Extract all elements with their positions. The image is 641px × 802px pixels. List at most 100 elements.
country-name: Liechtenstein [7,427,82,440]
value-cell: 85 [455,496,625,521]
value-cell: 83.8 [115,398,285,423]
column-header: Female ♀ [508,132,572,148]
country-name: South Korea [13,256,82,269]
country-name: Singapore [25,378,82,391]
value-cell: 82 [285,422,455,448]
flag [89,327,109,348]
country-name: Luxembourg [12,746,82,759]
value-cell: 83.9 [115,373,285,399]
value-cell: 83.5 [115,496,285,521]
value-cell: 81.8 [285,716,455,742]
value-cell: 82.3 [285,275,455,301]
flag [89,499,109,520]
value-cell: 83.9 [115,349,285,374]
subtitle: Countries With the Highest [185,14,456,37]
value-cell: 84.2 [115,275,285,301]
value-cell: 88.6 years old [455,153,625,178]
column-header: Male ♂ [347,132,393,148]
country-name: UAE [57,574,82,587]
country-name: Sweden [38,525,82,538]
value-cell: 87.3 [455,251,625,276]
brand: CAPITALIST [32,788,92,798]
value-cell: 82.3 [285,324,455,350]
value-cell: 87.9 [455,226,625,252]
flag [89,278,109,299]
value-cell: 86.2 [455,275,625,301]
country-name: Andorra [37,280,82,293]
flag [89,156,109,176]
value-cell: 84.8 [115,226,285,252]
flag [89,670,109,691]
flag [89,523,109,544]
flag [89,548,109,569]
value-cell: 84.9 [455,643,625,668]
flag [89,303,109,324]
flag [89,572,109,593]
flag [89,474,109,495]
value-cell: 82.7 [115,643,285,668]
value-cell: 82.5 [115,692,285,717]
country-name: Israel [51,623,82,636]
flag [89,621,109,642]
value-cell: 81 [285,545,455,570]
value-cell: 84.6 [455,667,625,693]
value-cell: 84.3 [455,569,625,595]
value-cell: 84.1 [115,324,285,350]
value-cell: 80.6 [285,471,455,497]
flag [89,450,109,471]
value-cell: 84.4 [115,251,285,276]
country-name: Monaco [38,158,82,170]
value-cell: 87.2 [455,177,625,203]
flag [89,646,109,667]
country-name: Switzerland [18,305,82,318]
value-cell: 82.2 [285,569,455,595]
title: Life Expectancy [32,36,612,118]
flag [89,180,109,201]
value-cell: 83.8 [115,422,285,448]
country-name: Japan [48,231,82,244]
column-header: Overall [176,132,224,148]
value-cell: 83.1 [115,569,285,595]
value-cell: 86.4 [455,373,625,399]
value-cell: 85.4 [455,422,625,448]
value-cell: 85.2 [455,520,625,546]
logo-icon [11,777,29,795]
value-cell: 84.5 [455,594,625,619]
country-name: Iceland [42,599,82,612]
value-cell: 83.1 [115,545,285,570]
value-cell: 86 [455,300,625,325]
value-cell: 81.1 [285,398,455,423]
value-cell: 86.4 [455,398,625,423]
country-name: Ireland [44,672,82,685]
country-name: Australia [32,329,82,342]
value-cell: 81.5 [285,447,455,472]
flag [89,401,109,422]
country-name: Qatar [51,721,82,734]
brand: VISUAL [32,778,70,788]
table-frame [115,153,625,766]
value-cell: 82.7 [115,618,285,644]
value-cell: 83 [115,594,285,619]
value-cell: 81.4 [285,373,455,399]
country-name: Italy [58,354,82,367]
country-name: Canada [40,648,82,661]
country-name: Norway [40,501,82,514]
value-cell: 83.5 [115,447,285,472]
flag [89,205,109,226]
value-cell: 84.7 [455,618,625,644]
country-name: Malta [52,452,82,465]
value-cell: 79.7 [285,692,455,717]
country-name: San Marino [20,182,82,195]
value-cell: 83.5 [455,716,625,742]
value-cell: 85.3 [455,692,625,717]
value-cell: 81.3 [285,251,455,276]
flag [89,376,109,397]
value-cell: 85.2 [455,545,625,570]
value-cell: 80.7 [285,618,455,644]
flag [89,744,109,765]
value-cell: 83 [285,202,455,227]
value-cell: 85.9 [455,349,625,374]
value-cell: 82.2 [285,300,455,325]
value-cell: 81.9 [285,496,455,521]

######

> **What is being asked**: Return every one of the lines above unchanged, in the same order, with nothing added or left out.

> **The result**:
Extract all elements with their positions. The image is 641px × 802px pixels. List at most 100 elements.
country-name: Liechtenstein [7,427,82,440]
value-cell: 85 [455,496,625,521]
value-cell: 83.8 [115,398,285,423]
column-header: Female ♀ [508,132,572,148]
country-name: South Korea [13,256,82,269]
country-name: Singapore [25,378,82,391]
value-cell: 82 [285,422,455,448]
flag [89,327,109,348]
country-name: Luxembourg [12,746,82,759]
value-cell: 83.9 [115,373,285,399]
value-cell: 83.5 [115,496,285,521]
value-cell: 81.8 [285,716,455,742]
value-cell: 82.3 [285,275,455,301]
flag [89,499,109,520]
value-cell: 83.9 [115,349,285,374]
subtitle: Countries With the Highest [185,14,456,37]
value-cell: 84.2 [115,275,285,301]
value-cell: 88.6 years old [455,153,625,178]
column-header: Male ♂ [347,132,393,148]
country-name: UAE [57,574,82,587]
country-name: Sweden [38,525,82,538]
value-cell: 87.3 [455,251,625,276]
brand: CAPITALIST [32,788,92,798]
value-cell: 82.3 [285,324,455,350]
value-cell: 87.9 [455,226,625,252]
flag [89,278,109,299]
value-cell: 86.2 [455,275,625,301]
country-name: Andorra [37,280,82,293]
flag [89,156,109,176]
value-cell: 84.8 [115,226,285,252]
flag [89,670,109,691]
flag [89,523,109,544]
flag [89,548,109,569]
value-cell: 84.9 [455,643,625,668]
flag [89,303,109,324]
flag [89,572,109,593]
flag [89,474,109,495]
value-cell: 82.7 [115,643,285,668]
value-cell: 82.5 [115,692,285,717]
country-name: Israel [51,623,82,636]
flag [89,621,109,642]
value-cell: 81 [285,545,455,570]
value-cell: 84.6 [455,667,625,693]
value-cell: 84.3 [455,569,625,595]
value-cell: 84.1 [115,324,285,350]
value-cell: 80.6 [285,471,455,497]
flag [89,450,109,471]
value-cell: 84.4 [115,251,285,276]
country-name: Monaco [38,158,82,170]
value-cell: 87.2 [455,177,625,203]
flag [89,646,109,667]
country-name: Switzerland [18,305,82,318]
value-cell: 82.2 [285,569,455,595]
title: Life Expectancy [32,36,612,118]
flag [89,180,109,201]
value-cell: 83.8 [115,422,285,448]
country-name: Japan [48,231,82,244]
column-header: Overall [176,132,224,148]
value-cell: 83.1 [115,569,285,595]
value-cell: 86.4 [455,373,625,399]
value-cell: 85.4 [455,422,625,448]
value-cell: 85.2 [455,520,625,546]
logo-icon [11,777,29,795]
value-cell: 84.5 [455,594,625,619]
country-name: Iceland [42,599,82,612]
value-cell: 83.1 [115,545,285,570]
value-cell: 86 [455,300,625,325]
value-cell: 81.1 [285,398,455,423]
value-cell: 86.4 [455,398,625,423]
country-name: Ireland [44,672,82,685]
country-name: Australia [32,329,82,342]
value-cell: 81.5 [285,447,455,472]
flag [89,401,109,422]
country-name: Qatar [51,721,82,734]
brand: VISUAL [32,778,70,788]
table-frame [115,153,625,766]
value-cell: 82.7 [115,618,285,644]
value-cell: 83 [115,594,285,619]
value-cell: 81.4 [285,373,455,399]
country-name: Italy [58,354,82,367]
country-name: Canada [40,648,82,661]
country-name: Norway [40,501,82,514]
value-cell: 83.5 [115,447,285,472]
flag [89,205,109,226]
value-cell: 84.7 [455,618,625,644]
country-name: Malta [52,452,82,465]
value-cell: 79.7 [285,692,455,717]
country-name: San Marino [20,182,82,195]
value-cell: 83.5 [455,716,625,742]
value-cell: 85.3 [455,692,625,717]
value-cell: 81.3 [285,251,455,276]
flag [89,376,109,397]
value-cell: 85.2 [455,545,625,570]
value-cell: 80.7 [285,618,455,644]
flag [89,744,109,765]
value-cell: 83 [285,202,455,227]
value-cell: 85.9 [455,349,625,374]
value-cell: 82.2 [285,300,455,325]
value-cell: 81.9 [285,496,455,521]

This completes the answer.